== TASK TO COMPLETE ==
Every line of the material is to be repeated exactly as it stands.

==== SUPPLIED DATA

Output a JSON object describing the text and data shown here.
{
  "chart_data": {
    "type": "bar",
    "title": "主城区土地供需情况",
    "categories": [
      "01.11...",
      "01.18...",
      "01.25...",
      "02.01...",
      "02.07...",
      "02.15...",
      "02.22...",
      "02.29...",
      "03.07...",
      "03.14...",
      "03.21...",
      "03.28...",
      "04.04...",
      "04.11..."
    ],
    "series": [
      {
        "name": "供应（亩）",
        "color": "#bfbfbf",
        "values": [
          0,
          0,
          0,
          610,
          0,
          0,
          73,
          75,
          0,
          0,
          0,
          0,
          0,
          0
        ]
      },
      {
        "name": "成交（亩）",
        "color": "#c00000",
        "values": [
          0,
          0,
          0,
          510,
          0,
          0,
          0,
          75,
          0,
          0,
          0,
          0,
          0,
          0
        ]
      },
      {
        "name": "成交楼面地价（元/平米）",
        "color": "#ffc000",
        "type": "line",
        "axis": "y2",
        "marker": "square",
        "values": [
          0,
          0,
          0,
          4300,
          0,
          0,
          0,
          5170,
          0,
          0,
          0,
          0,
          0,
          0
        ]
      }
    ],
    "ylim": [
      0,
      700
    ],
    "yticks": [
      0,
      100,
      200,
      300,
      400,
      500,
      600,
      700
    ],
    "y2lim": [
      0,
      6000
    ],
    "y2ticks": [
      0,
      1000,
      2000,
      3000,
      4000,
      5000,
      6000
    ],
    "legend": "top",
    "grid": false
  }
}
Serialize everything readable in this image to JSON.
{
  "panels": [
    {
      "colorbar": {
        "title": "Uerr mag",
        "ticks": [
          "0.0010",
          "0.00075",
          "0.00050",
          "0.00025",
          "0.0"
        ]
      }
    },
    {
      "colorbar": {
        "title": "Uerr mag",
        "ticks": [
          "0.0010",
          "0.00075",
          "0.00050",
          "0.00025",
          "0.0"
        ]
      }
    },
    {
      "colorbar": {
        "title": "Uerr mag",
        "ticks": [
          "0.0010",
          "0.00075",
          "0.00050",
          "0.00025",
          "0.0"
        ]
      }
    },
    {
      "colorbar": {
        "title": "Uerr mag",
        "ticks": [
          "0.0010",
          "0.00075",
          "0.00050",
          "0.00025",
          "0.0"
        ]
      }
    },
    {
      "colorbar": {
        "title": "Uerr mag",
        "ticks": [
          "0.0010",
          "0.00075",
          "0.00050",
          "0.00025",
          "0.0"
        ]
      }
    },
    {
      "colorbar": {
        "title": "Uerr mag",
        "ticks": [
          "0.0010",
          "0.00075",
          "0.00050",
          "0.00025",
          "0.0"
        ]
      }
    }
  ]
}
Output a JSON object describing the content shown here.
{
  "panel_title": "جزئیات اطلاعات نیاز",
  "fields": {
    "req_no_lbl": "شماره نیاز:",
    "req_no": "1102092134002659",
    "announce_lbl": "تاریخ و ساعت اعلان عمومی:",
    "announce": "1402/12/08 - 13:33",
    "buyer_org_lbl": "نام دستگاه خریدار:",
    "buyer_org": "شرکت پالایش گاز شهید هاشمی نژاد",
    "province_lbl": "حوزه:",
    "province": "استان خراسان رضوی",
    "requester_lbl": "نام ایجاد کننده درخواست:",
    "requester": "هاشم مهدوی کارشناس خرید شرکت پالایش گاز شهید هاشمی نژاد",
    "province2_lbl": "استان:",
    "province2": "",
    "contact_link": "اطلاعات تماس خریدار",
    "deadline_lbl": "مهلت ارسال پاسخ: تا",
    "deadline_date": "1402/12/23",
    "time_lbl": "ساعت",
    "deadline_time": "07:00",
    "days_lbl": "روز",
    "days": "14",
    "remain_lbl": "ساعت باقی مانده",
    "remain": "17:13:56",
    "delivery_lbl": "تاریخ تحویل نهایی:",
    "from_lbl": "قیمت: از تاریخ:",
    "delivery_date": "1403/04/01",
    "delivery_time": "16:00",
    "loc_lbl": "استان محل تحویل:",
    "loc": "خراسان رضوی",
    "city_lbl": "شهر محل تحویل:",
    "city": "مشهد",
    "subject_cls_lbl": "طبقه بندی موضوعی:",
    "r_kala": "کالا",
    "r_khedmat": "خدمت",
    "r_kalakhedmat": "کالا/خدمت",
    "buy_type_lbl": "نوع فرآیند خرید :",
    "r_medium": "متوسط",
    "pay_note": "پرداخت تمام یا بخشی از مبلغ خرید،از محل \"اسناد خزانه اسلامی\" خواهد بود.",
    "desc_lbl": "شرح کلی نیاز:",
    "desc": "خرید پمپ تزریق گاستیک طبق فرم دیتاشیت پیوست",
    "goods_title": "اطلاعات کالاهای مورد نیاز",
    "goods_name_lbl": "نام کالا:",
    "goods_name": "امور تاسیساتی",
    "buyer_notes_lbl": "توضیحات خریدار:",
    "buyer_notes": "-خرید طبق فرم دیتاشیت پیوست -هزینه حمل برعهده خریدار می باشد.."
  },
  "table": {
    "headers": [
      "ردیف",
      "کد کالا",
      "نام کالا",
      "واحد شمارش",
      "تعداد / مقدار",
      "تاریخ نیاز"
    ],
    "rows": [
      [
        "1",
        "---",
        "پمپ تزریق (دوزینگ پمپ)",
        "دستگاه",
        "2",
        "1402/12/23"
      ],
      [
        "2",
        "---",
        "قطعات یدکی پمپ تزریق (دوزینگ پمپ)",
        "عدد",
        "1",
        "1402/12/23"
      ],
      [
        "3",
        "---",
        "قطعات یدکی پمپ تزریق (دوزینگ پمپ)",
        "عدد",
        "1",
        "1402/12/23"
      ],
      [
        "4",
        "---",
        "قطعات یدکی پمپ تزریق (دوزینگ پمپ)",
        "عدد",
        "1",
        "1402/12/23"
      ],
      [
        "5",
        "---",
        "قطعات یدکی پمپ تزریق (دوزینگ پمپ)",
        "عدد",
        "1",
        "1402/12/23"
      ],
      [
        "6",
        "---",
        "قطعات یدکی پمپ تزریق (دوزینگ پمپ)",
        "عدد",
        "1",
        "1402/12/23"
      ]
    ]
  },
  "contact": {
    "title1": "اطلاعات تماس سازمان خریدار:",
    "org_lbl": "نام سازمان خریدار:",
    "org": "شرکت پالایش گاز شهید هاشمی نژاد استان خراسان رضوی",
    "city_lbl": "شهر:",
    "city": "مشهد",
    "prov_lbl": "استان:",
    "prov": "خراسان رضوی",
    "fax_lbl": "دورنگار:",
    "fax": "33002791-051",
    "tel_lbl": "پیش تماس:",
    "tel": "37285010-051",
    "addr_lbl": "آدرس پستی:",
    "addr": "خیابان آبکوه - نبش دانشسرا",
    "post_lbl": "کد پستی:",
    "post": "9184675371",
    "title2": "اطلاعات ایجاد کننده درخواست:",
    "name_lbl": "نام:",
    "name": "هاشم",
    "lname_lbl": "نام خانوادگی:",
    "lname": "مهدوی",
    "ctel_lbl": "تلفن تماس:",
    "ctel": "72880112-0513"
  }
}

========

== COMPLETE RESPONSE ==
Output a JSON object describing the text and data shown here.
{
  "chart_data": {
    "type": "bar",
    "title": "主城区土地供需情况",
    "categories": [
      "01.11...",
      "01.18...",
      "01.25...",
      "02.01...",
      "02.07...",
      "02.15...",
      "02.22...",
      "02.29...",
      "03.07...",
      "03.14...",
      "03.21...",
      "03.28...",
      "04.04...",
      "04.11..."
    ],
    "series": [
      {
        "name": "供应（亩）",
        "color": "#bfbfbf",
        "values": [
          0,
          0,
          0,
          610,
          0,
          0,
          73,
          75,
          0,
          0,
          0,
          0,
          0,
          0
        ]
      },
      {
        "name": "成交（亩）",
        "color": "#c00000",
        "values": [
          0,
          0,
          0,
          510,
          0,
          0,
          0,
          75,
          0,
          0,
          0,
          0,
          0,
          0
        ]
      },
      {
        "name": "成交楼面地价（元/平米）",
        "color": "#ffc000",
        "type": "line",
        "axis": "y2",
        "marker": "square",
        "values": [
          0,
          0,
          0,
          4300,
          0,
          0,
          0,
          5170,
          0,
          0,
          0,
          0,
          0,
          0
        ]
      }
    ],
    "ylim": [
      0,
      700
    ],
    "yticks": [
      0,
      100,
      200,
      300,
      400,
      500,
      600,
      700
    ],
    "y2lim": [
      0,
      6000
    ],
    "y2ticks": [
      0,
      1000,
      2000,
      3000,
      4000,
      5000,
      6000
    ],
    "legend": "top",
    "grid": false
  }
}
Serialize everything readable in this image to JSON.
{
  "panels": [
    {
      "colorbar": {
        "title": "Uerr mag",
        "ticks": [
          "0.0010",
          "0.00075",
          "0.00050",
          "0.00025",
          "0.0"
        ]
      }
    },
    {
      "colorbar": {
        "title": "Uerr mag",
        "ticks": [
          "0.0010",
          "0.00075",
          "0.00050",
          "0.00025",
          "0.0"
        ]
      }
    },
    {
      "colorbar": {
        "title": "Uerr mag",
        "ticks": [
          "0.0010",
          "0.00075",
          "0.00050",
          "0.00025",
          "0.0"
        ]
      }
    },
    {
      "colorbar": {
        "title": "Uerr mag",
        "ticks": [
          "0.0010",
          "0.00075",
          "0.00050",
          "0.00025",
          "0.0"
        ]
      }
    },
    {
      "colorbar": {
        "title": "Uerr mag",
        "ticks": [
          "0.0010",
          "0.00075",
          "0.00050",
          "0.00025",
          "0.0"
        ]
      }
    },
    {
      "colorbar": {
        "title": "Uerr mag",
        "ticks": [
          "0.0010",
          "0.00075",
          "0.00050",
          "0.00025",
          "0.0"
        ]
      }
    }
  ]
}
Output a JSON object describing the content shown here.
{
  "panel_title": "جزئیات اطلاعات نیاز",
  "fields": {
    "req_no_lbl": "شماره نیاز:",
    "req_no": "1102092134002659",
    "announce_lbl": "تاریخ و ساعت اعلان عمومی:",
    "announce": "1402/12/08 - 13:33",
    "buyer_org_lbl": "نام دستگاه خریدار:",
    "buyer_org": "شرکت پالایش گاز شهید هاشمی نژاد",
    "province_lbl": "حوزه:",
    "province": "استان خراسان رضوی",
    "requester_lbl": "نام ایجاد کننده درخواست:",
    "requester": "هاشم مهدوی کارشناس خرید شرکت پالایش گاز شهید هاشمی نژاد",
    "province2_lbl": "استان:",
    "province2": "",
    "contact_link": "اطلاعات تماس خریدار",
    "deadline_lbl": "مهلت ارسال پاسخ: تا",
    "deadline_date": "1402/12/23",
    "time_lbl": "ساعت",
    "deadline_time": "07:00",
    "days_lbl": "روز",
    "days": "14",
    "remain_lbl": "ساعت باقی مانده",
    "remain": "17:13:56",
    "delivery_lbl": "تاریخ تحویل نهایی:",
    "from_lbl": "قیمت: از تاریخ:",
    "delivery_date": "1403/04/01",
    "delivery_time": "16:00",
    "loc_lbl": "استان محل تحویل:",
    "loc": "خراسان رضوی",
    "city_lbl": "شهر محل تحویل:",
    "city": "مشهد",
    "subject_cls_lbl": "طبقه بندی موضوعی:",
    "r_kala": "کالا",
    "r_khedmat": "خدمت",
    "r_kalakhedmat": "کالا/خدمت",
    "buy_type_lbl": "نوع فرآیند خرید :",
    "r_medium": "متوسط",
    "pay_note": "پرداخت تمام یا بخشی از مبلغ خرید،از محل \"اسناد خزانه اسلامی\" خواهد بود.",
    "desc_lbl": "شرح کلی نیاز:",
    "desc": "خرید پمپ تزریق گاستیک طبق فرم دیتاشیت پیوست",
    "goods_title": "اطلاعات کالاهای مورد نیاز",
    "goods_name_lbl": "نام کالا:",
    "goods_name": "امور تاسیساتی",
    "buyer_notes_lbl": "توضیحات خریدار:",
    "buyer_notes": "-خرید طبق فرم دیتاشیت پیوست -هزینه حمل برعهده خریدار می باشد.."
  },
  "table": {
    "headers": [
      "ردیف",
      "کد کالا",
      "نام کالا",
      "واحد شمارش",
      "تعداد / مقدار",
      "تاریخ نیاز"
    ],
    "rows": [
      [
        "1",
        "---",
        "پمپ تزریق (دوزینگ پمپ)",
        "دستگاه",
        "2",
        "1402/12/23"
      ],
      [
        "2",
        "---",
        "قطعات یدکی پمپ تزریق (دوزینگ پمپ)",
        "عدد",
        "1",
        "1402/12/23"
      ],
      [
        "3",
        "---",
        "قطعات یدکی پمپ تزریق (دوزینگ پمپ)",
        "عدد",
        "1",
        "1402/12/23"
      ],
      [
        "4",
        "---",
        "قطعات یدکی پمپ تزریق (دوزینگ پمپ)",
        "عدد",
        "1",
        "1402/12/23"
      ],
      [
        "5",
        "---",
        "قطعات یدکی پمپ تزریق (دوزینگ پمپ)",
        "عدد",
        "1",
        "1402/12/23"
      ],
      [
        "6",
        "---",
        "قطعات یدکی پمپ تزریق (دوزینگ پمپ)",
        "عدد",
        "1",
        "1402/12/23"
      ]
    ]
  },
  "contact": {
    "title1": "اطلاعات تماس سازمان خریدار:",
    "org_lbl": "نام سازمان خریدار:",
    "org": "شرکت پالایش گاز شهید هاشمی نژاد استان خراسان رضوی",
    "city_lbl": "شهر:",
    "city": "مشهد",
    "prov_lbl": "استان:",
    "prov": "خراسان رضوی",
    "fax_lbl": "دورنگار:",
    "fax": "33002791-051",
    "tel_lbl": "پیش تماس:",
    "tel": "37285010-051",
    "addr_lbl": "آدرس پستی:",
    "addr": "خیابان آبکوه - نبش دانشسرا",
    "post_lbl": "کد پستی:",
    "post": "9184675371",
    "title2": "اطلاعات ایجاد کننده درخواست:",
    "name_lbl": "نام:",
    "name": "هاشم",
    "lname_lbl": "نام خانوادگی:",
    "lname": "مهدوی",
    "ctel_lbl": "تلفن تماس:",
    "ctel": "72880112-0513"
  }
}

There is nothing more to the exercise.